— start of MATERIAL PROVIDED —

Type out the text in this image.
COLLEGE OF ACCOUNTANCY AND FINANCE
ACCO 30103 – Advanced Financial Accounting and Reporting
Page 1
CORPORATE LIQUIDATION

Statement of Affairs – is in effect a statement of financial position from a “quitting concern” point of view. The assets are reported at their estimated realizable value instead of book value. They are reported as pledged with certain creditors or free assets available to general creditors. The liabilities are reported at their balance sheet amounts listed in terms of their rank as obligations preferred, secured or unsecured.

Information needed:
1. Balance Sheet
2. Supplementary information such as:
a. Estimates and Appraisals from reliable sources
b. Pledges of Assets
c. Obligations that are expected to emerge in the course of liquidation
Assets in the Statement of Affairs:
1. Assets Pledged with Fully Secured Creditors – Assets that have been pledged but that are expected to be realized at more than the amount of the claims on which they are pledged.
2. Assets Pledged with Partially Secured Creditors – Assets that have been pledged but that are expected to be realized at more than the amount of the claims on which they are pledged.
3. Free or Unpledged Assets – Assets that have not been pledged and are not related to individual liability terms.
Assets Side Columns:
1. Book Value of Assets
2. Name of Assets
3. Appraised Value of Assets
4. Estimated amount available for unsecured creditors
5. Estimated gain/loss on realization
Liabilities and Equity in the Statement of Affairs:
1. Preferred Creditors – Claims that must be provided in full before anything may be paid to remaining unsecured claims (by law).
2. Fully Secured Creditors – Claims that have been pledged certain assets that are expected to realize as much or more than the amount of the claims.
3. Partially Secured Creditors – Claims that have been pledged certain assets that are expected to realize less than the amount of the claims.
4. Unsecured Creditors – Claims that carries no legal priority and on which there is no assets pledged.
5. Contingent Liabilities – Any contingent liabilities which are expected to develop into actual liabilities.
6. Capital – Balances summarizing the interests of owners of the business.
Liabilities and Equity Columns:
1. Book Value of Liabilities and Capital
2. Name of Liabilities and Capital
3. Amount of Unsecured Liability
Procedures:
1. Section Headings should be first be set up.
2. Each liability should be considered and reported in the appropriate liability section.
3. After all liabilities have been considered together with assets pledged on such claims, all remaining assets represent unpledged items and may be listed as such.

— end of MATERIAL PROVIDED —

GIVEN PROBLEM: Track down every line holding the string "Equity" and copy it.

REPLY TO THE EXERCISE:
Liabilities and Equity in the Statement of Affairs:
Liabilities and Equity Columns:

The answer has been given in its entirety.